> THE TASK:
Quote the whole listing verbatim.

Extracted records:
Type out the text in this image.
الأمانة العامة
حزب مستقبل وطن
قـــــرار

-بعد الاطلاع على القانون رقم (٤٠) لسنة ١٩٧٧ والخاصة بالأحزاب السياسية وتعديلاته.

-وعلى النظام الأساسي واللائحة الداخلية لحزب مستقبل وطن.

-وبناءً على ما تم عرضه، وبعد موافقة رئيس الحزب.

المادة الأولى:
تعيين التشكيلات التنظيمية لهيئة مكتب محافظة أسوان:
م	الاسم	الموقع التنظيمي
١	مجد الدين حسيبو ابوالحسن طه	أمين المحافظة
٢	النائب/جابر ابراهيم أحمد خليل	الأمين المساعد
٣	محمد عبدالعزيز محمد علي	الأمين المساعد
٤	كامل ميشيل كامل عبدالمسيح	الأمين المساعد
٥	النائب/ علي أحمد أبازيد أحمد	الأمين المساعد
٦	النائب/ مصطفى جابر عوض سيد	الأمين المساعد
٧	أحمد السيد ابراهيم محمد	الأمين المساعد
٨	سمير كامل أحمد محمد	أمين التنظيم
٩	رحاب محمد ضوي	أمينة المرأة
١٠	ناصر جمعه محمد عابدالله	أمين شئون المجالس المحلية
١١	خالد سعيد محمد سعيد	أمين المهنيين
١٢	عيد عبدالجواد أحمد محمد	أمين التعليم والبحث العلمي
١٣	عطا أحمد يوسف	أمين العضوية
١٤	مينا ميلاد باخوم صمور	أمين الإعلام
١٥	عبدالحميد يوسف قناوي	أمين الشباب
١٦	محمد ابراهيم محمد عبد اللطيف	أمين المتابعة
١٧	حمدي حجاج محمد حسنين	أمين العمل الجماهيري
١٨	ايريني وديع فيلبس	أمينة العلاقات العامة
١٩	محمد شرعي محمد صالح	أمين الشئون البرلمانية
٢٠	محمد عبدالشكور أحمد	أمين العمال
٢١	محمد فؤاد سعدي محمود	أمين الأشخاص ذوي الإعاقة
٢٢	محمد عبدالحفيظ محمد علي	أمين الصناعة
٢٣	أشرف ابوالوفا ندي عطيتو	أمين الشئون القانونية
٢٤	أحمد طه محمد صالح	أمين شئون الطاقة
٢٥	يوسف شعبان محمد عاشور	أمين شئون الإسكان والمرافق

> SOLVED EXERCISE:
Type out the text in this image.
الأمانة العامة
حزب مستقبل وطن
قـــــرار

-بعد الاطلاع على القانون رقم (٤٠) لسنة ١٩٧٧ والخاصة بالأحزاب السياسية وتعديلاته.

-وعلى النظام الأساسي واللائحة الداخلية لحزب مستقبل وطن.

-وبناءً على ما تم عرضه، وبعد موافقة رئيس الحزب.

المادة الأولى:
تعيين التشكيلات التنظيمية لهيئة مكتب محافظة أسوان:
م	الاسم	الموقع التنظيمي
١	مجد الدين حسيبو ابوالحسن طه	أمين المحافظة
٢	النائب/جابر ابراهيم أحمد خليل	الأمين المساعد
٣	محمد عبدالعزيز محمد علي	الأمين المساعد
٤	كامل ميشيل كامل عبدالمسيح	الأمين المساعد
٥	النائب/ علي أحمد أبازيد أحمد	الأمين المساعد
٦	النائب/ مصطفى جابر عوض سيد	الأمين المساعد
٧	أحمد السيد ابراهيم محمد	الأمين المساعد
٨	سمير كامل أحمد محمد	أمين التنظيم
٩	رحاب محمد ضوي	أمينة المرأة
١٠	ناصر جمعه محمد عابدالله	أمين شئون المجالس المحلية
١١	خالد سعيد محمد سعيد	أمين المهنيين
١٢	عيد عبدالجواد أحمد محمد	أمين التعليم والبحث العلمي
١٣	عطا أحمد يوسف	أمين العضوية
١٤	مينا ميلاد باخوم صمور	أمين الإعلام
١٥	عبدالحميد يوسف قناوي	أمين الشباب
١٦	محمد ابراهيم محمد عبد اللطيف	أمين المتابعة
١٧	حمدي حجاج محمد حسنين	أمين العمل الجماهيري
١٨	ايريني وديع فيلبس	أمينة العلاقات العامة
١٩	محمد شرعي محمد صالح	أمين الشئون البرلمانية
٢٠	محمد عبدالشكور أحمد	أمين العمال
٢١	محمد فؤاد سعدي محمود	أمين الأشخاص ذوي الإعاقة
٢٢	محمد عبدالحفيظ محمد علي	أمين الصناعة
٢٣	أشرف ابوالوفا ندي عطيتو	أمين الشئون القانونية
٢٤	أحمد طه محمد صالح	أمين شئون الطاقة
٢٥	يوسف شعبان محمد عاشور	أمين شئون الإسكان والمرافق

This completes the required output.